The records below should be written out again, exactly.

━━━━━ RECORDS SHOWN ━━━━━

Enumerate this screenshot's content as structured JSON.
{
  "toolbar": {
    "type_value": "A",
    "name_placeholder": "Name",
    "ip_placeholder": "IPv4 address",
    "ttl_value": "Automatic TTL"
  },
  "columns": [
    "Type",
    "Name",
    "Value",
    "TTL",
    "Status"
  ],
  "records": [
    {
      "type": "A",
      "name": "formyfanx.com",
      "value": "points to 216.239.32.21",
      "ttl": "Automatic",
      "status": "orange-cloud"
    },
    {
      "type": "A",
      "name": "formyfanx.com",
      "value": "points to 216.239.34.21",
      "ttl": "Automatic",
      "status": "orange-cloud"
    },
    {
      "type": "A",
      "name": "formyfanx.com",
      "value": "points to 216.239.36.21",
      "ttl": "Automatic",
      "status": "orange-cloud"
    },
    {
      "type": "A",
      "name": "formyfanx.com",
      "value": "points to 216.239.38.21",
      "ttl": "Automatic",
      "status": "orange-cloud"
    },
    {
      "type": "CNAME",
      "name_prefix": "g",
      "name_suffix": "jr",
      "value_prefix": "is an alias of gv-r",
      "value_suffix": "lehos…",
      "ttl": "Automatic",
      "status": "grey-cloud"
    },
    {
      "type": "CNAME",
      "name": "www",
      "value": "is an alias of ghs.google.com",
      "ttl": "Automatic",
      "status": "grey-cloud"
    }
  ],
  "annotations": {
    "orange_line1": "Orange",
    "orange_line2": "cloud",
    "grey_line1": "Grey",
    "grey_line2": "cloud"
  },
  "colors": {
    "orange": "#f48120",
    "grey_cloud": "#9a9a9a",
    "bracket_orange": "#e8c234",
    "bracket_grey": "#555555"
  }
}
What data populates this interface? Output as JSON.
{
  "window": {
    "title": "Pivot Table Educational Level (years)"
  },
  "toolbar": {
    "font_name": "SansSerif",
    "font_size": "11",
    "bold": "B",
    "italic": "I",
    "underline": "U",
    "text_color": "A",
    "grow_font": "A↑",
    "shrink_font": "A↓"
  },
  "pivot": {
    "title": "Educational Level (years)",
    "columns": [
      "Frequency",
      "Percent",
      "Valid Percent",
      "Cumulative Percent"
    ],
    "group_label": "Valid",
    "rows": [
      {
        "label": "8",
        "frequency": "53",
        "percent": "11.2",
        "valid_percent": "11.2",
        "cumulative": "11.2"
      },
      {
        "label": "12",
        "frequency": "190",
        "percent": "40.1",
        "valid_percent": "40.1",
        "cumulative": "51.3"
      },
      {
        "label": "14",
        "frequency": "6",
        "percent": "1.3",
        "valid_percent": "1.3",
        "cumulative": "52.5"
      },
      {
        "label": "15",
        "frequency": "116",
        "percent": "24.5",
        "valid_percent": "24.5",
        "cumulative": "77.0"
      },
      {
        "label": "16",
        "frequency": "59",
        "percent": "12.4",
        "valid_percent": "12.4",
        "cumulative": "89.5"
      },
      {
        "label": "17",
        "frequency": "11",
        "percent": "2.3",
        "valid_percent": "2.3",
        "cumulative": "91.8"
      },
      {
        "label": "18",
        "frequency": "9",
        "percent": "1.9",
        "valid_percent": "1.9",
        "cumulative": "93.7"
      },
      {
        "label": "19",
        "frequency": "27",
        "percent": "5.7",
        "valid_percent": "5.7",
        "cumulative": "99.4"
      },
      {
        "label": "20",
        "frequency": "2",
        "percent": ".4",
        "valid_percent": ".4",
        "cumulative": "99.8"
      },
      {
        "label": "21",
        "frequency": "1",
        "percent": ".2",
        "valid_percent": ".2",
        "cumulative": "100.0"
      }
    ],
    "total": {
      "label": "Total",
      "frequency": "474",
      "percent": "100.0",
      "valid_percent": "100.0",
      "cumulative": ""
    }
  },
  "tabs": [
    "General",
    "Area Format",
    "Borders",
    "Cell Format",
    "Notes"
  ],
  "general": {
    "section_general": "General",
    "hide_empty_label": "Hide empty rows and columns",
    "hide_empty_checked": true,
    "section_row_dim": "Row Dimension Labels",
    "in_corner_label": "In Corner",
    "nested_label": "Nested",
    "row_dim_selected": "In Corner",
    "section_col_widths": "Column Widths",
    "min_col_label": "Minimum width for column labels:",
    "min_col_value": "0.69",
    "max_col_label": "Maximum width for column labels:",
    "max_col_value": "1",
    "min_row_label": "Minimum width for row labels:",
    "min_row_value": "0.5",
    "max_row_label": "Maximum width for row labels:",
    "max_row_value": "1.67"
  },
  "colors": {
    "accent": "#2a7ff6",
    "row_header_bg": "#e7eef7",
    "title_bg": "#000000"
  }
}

━━━━━

◆ **WRITTEN RESPONSE**
Enumerate this screenshot's content as structured JSON.
{
  "toolbar": {
    "type_value": "A",
    "name_placeholder": "Name",
    "ip_placeholder": "IPv4 address",
    "ttl_value": "Automatic TTL"
  },
  "columns": [
    "Type",
    "Name",
    "Value",
    "TTL",
    "Status"
  ],
  "records": [
    {
      "type": "A",
      "name": "formyfanx.com",
      "value": "points to 216.239.32.21",
      "ttl": "Automatic",
      "status": "orange-cloud"
    },
    {
      "type": "A",
      "name": "formyfanx.com",
      "value": "points to 216.239.34.21",
      "ttl": "Automatic",
      "status": "orange-cloud"
    },
    {
      "type": "A",
      "name": "formyfanx.com",
      "value": "points to 216.239.36.21",
      "ttl": "Automatic",
      "status": "orange-cloud"
    },
    {
      "type": "A",
      "name": "formyfanx.com",
      "value": "points to 216.239.38.21",
      "ttl": "Automatic",
      "status": "orange-cloud"
    },
    {
      "type": "CNAME",
      "name_prefix": "g",
      "name_suffix": "jr",
      "value_prefix": "is an alias of gv-r",
      "value_suffix": "lehos…",
      "ttl": "Automatic",
      "status": "grey-cloud"
    },
    {
      "type": "CNAME",
      "name": "www",
      "value": "is an alias of ghs.google.com",
      "ttl": "Automatic",
      "status": "grey-cloud"
    }
  ],
  "annotations": {
    "orange_line1": "Orange",
    "orange_line2": "cloud",
    "grey_line1": "Grey",
    "grey_line2": "cloud"
  },
  "colors": {
    "orange": "#f48120",
    "grey_cloud": "#9a9a9a",
    "bracket_orange": "#e8c234",
    "bracket_grey": "#555555"
  }
}
What data populates this interface? Output as JSON.
{
  "window": {
    "title": "Pivot Table Educational Level (years)"
  },
  "toolbar": {
    "font_name": "SansSerif",
    "font_size": "11",
    "bold": "B",
    "italic": "I",
    "underline": "U",
    "text_color": "A",
    "grow_font": "A↑",
    "shrink_font": "A↓"
  },
  "pivot": {
    "title": "Educational Level (years)",
    "columns": [
      "Frequency",
      "Percent",
      "Valid Percent",
      "Cumulative Percent"
    ],
    "group_label": "Valid",
    "rows": [
      {
        "label": "8",
        "frequency": "53",
        "percent": "11.2",
        "valid_percent": "11.2",
        "cumulative": "11.2"
      },
      {
        "label": "12",
        "frequency": "190",
        "percent": "40.1",
        "valid_percent": "40.1",
        "cumulative": "51.3"
      },
      {
        "label": "14",
        "frequency": "6",
        "percent": "1.3",
        "valid_percent": "1.3",
        "cumulative": "52.5"
      },
      {
        "label": "15",
        "frequency": "116",
        "percent": "24.5",
        "valid_percent": "24.5",
        "cumulative": "77.0"
      },
      {
        "label": "16",
        "frequency": "59",
        "percent": "12.4",
        "valid_percent": "12.4",
        "cumulative": "89.5"
      },
      {
        "label": "17",
        "frequency": "11",
        "percent": "2.3",
        "valid_percent": "2.3",
        "cumulative": "91.8"
      },
      {
        "label": "18",
        "frequency": "9",
        "percent": "1.9",
        "valid_percent": "1.9",
        "cumulative": "93.7"
      },
      {
        "label": "19",
        "frequency": "27",
        "percent": "5.7",
        "valid_percent": "5.7",
        "cumulative": "99.4"
      },
      {
        "label": "20",
        "frequency": "2",
        "percent": ".4",
        "valid_percent": ".4",
        "cumulative": "99.8"
      },
      {
        "label": "21",
        "frequency": "1",
        "percent": ".2",
        "valid_percent": ".2",
        "cumulative": "100.0"
      }
    ],
    "total": {
      "label": "Total",
      "frequency": "474",
      "percent": "100.0",
      "valid_percent": "100.0",
      "cumulative": ""
    }
  },
  "tabs": [
    "General",
    "Area Format",
    "Borders",
    "Cell Format",
    "Notes"
  ],
  "general": {
    "section_general": "General",
    "hide_empty_label": "Hide empty rows and columns",
    "hide_empty_checked": true,
    "section_row_dim": "Row Dimension Labels",
    "in_corner_label": "In Corner",
    "nested_label": "Nested",
    "row_dim_selected": "In Corner",
    "section_col_widths": "Column Widths",
    "min_col_label": "Minimum width for column labels:",
    "min_col_value": "0.69",
    "max_col_label": "Maximum width for column labels:",
    "max_col_value": "1",
    "min_row_label": "Minimum width for row labels:",
    "min_row_value": "0.5",
    "max_row_label": "Maximum width for row labels:",
    "max_row_value": "1.67"
  },
  "colors": {
    "accent": "#2a7ff6",
    "row_header_bg": "#e7eef7",
    "title_bg": "#000000"
  }
}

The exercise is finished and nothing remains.